**Your task:**
Return each line holding the string "cloud".
-------- Data excerpts --------
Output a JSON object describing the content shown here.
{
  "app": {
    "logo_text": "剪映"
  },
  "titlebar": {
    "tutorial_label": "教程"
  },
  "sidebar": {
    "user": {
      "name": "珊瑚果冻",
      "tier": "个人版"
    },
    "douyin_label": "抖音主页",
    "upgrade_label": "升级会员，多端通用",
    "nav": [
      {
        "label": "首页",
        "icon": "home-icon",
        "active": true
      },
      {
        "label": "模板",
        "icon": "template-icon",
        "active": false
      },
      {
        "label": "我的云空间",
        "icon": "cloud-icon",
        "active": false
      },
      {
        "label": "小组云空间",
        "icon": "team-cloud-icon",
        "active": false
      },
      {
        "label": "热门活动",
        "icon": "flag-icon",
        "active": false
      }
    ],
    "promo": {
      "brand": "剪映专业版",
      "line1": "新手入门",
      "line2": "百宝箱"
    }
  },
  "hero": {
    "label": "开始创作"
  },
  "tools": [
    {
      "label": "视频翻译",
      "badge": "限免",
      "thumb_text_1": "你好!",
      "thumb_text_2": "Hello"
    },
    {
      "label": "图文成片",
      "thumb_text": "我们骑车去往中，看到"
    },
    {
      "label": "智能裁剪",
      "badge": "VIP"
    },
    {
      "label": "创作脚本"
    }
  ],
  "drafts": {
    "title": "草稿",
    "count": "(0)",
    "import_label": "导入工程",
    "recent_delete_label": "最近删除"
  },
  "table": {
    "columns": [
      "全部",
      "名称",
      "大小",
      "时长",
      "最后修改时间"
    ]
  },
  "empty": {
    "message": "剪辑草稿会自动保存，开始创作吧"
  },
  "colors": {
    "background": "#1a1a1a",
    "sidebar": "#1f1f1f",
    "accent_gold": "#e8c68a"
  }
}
--------
**Output of the task:**
        "icon": "cloud-icon",
        "icon": "team-cloud-icon",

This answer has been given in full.